ARTICLE:
::::::::
Outlier detection for any data science process is very important. Sometimes removing outliers tend to improve our model meanwhile sometimes outliers may give you a very different approach to your analysis.

So let’s make a list of all the numeric columns and plot boxplots to understand the outliers in the data.

numerical_col = df1.select_dtypes(include='number').columns
len(numerical_col)

fig , axes = plt.subplots(nrows=7, ncols=5, constrained_layout=True)                 # Plot Configuration 
fig.subplots_adjust(left= 0, bottom=0, right=3, top=12, wspace=0.09, hspace=0.3)


for ax, column in zip(axes.flatten(),numerical_col):        #Using For loop 

    sns.boxplot(df1[column],ax=ax)   #Ploting

You will get a 7×5 boxplot matrix. Let’s have a look at a very small portion.

Observe the plot and try to make your own insights.

Insights

CNT_CHILDREN have outlier values having children more than 5.
IQR for AMT_INCOME_TOTAL is very slim and it has a large number of outliers.
Third quartile of AMT_CREDIT is larger as compared to the First quartile which means that most of the Credit amount of the loan of customers are present in the third quartile. And there are a large number of outliers present in AMT_CREDIT.
The third quartile AMT_ANNUITY is slightly larger than the First quartile and there is a large number of outliers.
Third quartile of AMT_GOODS_PRICE,DAYS_REGISTRATION AND DAYS_LAST_PHONE_CHANGE is larger as compared to the First quartile and all have a large number of outliers.
IQR for DAYS EMPLOYED is very slim. Most of the outliers are present below 25000. And an outlier is present 375000.
From boxplot of CNT_FAM_MEMBERS , we can say that most of the clients have 4 family members. There are some outliers present.
DAYS_BIRTH ,DAYS_ID_PUBLISH and EXT_SOURCE_2,EXT_SOURCE_3 don’t have any outliers.
Boxplot for DAYS_EMPLOYED ,OBS_30_CNT_SOCIAL_CIRCLE, DEF_30_CNT_SOCIAL_CIRCLE,OBS_60_CNT_SOCIAL_CIRCLE, DEF_60_CNT_SOCIAL_CIRCLE,AMT_REQ_CREDIT_BUREAU_HOUR,AMT_REQ_CREDIT_BUREAU_DAY, AMT_REQ_CREDIT_BUREAU_WEEK,AMT_REQ_CREDIT_BUREAU_MON, AMT_REQ_CREDIT_BUREAU_QRT and AMT_REQ_CREDIT_BUREAU_YEARare very slim and have a large number of outliers.
::::::::
AVAILABLE RECORDS:
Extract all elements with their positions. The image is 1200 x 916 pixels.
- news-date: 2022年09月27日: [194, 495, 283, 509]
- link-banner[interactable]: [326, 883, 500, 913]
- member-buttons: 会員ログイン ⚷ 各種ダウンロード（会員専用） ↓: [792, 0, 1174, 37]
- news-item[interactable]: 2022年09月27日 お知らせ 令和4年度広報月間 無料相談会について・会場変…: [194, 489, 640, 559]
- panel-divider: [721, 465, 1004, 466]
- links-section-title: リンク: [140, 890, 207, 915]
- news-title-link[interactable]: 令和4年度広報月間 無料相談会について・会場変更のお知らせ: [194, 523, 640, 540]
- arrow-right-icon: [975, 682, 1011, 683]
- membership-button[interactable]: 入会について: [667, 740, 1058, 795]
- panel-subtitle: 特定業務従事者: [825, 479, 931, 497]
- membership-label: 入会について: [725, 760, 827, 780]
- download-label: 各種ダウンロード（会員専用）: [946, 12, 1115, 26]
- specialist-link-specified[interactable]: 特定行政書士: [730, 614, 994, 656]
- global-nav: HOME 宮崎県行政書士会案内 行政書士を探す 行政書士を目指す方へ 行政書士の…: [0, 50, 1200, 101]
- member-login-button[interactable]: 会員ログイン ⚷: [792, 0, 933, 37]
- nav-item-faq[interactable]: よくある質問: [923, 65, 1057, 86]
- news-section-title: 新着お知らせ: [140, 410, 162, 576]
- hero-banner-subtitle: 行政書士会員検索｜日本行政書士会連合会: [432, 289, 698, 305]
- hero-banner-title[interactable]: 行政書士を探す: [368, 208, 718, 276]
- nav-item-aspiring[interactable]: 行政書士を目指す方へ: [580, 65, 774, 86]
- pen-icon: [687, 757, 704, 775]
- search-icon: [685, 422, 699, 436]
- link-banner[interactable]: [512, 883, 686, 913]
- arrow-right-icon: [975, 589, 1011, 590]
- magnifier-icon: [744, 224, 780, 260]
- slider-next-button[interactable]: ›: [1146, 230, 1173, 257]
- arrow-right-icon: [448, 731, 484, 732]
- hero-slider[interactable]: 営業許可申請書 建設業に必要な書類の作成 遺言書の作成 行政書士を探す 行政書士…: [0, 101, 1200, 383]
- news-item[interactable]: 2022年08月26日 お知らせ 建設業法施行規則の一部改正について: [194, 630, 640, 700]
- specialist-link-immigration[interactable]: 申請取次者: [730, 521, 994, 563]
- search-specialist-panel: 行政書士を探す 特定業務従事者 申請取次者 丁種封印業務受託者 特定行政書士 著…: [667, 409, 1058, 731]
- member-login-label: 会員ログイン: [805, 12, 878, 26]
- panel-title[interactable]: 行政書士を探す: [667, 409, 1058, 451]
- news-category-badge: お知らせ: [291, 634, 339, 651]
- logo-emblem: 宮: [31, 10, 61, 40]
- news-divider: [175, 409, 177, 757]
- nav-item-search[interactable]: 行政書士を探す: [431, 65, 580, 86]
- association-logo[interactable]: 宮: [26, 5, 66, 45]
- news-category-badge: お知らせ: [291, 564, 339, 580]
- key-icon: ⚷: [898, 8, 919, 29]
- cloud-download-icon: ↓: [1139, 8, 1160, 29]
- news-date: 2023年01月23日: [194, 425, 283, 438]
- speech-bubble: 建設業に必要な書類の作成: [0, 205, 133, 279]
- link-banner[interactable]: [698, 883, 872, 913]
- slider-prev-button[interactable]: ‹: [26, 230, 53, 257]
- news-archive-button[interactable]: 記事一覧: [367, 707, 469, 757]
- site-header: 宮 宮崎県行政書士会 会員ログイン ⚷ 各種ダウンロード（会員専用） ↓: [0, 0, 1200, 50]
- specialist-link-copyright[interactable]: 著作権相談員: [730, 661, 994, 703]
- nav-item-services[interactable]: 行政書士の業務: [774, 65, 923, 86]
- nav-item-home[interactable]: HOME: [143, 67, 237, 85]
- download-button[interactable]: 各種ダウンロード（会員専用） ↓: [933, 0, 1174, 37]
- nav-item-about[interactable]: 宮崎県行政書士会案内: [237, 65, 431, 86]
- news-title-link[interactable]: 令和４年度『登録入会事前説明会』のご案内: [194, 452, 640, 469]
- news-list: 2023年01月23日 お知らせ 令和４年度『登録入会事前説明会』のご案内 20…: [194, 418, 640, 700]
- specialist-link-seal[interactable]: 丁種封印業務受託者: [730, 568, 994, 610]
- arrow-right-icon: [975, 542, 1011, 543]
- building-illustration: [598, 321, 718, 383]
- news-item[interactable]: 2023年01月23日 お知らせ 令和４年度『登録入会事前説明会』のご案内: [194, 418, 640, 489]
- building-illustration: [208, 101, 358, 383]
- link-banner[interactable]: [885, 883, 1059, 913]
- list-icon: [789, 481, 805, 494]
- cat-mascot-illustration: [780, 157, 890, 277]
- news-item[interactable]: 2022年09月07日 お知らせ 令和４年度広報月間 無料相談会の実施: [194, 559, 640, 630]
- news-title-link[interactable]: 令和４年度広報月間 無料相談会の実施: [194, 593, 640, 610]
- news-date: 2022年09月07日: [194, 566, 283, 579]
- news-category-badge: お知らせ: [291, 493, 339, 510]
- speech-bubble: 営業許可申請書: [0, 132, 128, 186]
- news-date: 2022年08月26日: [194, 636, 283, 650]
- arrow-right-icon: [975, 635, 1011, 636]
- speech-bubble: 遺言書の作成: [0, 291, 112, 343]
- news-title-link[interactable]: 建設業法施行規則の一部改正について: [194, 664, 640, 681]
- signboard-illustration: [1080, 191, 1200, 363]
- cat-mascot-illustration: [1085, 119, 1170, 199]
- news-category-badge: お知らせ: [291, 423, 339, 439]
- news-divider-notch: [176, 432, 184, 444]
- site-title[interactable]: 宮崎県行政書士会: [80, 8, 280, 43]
::::::::
REQUIREMENT 1: Reproduce word for word the portion of the outlier-detection passage from "numerical_col = df1.select_dtypes(include='number').columns" to "top=12, wspace=0.09, hspace=0.3)".
REQUIREMENT 2: Present the entries from their first line through the line containing "- member-buttons: 会員ログイン" as a numbered list, leaving out blank lines and including nothing else.
The entries have no connection to the outlier-detection passage.

COMPLETE OUTPUT 1:
numerical_col = df1.select_dtypes(include='number').columns
len(numerical_col)

fig , axes = plt.subplots(nrows=7, ncols=5, constrained_layout=True)                 # Plot Configuration 
fig.subplots_adjust(left= 0, bottom=0, right=3, top=12, wspace=0.09, hspace=0.3)

COMPLETE OUTPUT 2:
1. Extract all elements with their positions. The image is 1200 x 916 pixels.
2. - news-date: 2022年09月27日: [194, 495, 283, 509]
3. - link-banner[interactable]: [326, 883, 500, 913]
4. - member-buttons: 会員ログイン ⚷ 各種ダウンロード（会員専用） ↓: [792, 0, 1174, 37]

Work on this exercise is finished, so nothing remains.